Start of Task material

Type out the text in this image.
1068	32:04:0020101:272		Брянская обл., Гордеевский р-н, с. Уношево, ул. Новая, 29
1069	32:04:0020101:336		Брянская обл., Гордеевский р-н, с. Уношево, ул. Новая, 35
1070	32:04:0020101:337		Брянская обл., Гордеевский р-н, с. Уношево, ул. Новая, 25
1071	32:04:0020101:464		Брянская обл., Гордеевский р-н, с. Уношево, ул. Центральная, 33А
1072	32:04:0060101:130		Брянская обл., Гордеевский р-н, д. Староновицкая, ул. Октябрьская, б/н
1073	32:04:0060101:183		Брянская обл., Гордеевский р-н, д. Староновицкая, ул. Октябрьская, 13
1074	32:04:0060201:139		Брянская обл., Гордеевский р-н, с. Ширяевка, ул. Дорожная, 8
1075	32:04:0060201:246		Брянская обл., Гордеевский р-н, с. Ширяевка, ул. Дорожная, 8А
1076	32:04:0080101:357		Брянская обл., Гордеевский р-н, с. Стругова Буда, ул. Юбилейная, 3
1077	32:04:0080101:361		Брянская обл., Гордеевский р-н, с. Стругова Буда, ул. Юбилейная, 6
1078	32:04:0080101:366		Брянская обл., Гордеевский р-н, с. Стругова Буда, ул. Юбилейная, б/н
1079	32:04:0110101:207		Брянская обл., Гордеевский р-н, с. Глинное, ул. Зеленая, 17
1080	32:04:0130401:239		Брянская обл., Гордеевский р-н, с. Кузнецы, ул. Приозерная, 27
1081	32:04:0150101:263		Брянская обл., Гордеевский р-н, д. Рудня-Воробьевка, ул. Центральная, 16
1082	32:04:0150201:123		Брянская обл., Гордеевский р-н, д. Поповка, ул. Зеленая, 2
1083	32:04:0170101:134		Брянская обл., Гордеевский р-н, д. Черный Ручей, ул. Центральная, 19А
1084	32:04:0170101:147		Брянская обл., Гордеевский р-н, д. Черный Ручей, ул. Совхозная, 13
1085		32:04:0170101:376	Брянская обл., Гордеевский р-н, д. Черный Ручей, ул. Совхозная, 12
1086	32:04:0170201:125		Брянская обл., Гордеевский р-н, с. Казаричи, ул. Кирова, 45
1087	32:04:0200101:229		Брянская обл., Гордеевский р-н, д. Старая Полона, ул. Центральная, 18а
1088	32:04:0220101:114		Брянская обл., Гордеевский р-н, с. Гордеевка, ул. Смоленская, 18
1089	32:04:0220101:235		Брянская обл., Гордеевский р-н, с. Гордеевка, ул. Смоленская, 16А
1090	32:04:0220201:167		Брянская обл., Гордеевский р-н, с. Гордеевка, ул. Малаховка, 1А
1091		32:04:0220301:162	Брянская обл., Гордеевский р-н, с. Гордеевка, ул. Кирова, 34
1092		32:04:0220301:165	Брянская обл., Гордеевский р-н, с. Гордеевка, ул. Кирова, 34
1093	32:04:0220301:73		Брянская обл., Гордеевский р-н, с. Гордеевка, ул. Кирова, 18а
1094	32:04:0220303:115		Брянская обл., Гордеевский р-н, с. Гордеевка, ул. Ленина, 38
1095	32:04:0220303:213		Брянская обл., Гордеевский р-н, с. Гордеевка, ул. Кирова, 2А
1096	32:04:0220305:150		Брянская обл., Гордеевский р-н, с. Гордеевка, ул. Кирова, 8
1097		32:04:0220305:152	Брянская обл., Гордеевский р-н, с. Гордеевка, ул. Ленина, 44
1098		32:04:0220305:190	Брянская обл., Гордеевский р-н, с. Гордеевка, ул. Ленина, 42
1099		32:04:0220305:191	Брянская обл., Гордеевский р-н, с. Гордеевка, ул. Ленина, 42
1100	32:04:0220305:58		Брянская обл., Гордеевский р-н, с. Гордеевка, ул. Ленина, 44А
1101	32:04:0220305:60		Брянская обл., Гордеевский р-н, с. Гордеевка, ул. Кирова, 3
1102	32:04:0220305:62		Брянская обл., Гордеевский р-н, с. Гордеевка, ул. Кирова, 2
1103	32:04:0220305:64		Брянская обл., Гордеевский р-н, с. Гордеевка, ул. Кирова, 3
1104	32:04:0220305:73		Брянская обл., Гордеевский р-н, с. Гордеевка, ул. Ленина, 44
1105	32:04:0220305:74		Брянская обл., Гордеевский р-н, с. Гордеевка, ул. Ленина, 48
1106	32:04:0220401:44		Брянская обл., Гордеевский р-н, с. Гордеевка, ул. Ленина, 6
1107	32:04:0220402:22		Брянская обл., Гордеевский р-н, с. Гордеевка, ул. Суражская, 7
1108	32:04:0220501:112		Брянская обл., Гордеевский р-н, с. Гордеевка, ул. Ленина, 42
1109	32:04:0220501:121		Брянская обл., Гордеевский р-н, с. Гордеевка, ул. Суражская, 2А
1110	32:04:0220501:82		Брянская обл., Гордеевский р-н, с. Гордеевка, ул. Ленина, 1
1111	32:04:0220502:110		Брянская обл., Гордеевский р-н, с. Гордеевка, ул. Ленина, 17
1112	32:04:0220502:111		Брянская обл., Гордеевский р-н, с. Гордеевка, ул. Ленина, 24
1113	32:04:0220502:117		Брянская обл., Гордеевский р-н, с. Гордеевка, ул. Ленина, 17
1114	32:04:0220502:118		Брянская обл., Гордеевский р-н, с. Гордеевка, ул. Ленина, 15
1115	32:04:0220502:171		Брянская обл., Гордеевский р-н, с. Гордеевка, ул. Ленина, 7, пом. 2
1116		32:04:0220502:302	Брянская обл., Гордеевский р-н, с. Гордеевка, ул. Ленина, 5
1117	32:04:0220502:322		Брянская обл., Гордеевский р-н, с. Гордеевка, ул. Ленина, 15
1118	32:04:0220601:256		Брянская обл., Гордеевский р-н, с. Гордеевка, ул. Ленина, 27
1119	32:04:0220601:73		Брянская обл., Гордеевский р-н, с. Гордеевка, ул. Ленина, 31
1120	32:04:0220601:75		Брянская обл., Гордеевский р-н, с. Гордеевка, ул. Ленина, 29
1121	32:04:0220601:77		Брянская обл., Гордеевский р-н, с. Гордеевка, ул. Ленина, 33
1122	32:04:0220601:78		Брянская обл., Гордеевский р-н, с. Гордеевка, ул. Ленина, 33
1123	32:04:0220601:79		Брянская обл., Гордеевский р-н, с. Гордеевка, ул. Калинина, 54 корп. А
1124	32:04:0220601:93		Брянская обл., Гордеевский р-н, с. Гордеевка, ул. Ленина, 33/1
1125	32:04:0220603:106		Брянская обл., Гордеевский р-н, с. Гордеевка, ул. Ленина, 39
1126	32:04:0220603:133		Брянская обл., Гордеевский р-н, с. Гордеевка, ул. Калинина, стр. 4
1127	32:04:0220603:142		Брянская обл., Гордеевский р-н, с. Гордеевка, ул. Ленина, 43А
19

End of Task material

*Stated goal*:
Locate each line containing the string "Новая" and show it.

*In response*:
1068	32:04:0020101:272		Брянская обл., Гордеевский р-н, с. Уношево, ул. Новая, 29
1069	32:04:0020101:336		Брянская обл., Гордеевский р-н, с. Уношево, ул. Новая, 35
1070	32:04:0020101:337		Брянская обл., Гордеевский р-н, с. Уношево, ул. Новая, 25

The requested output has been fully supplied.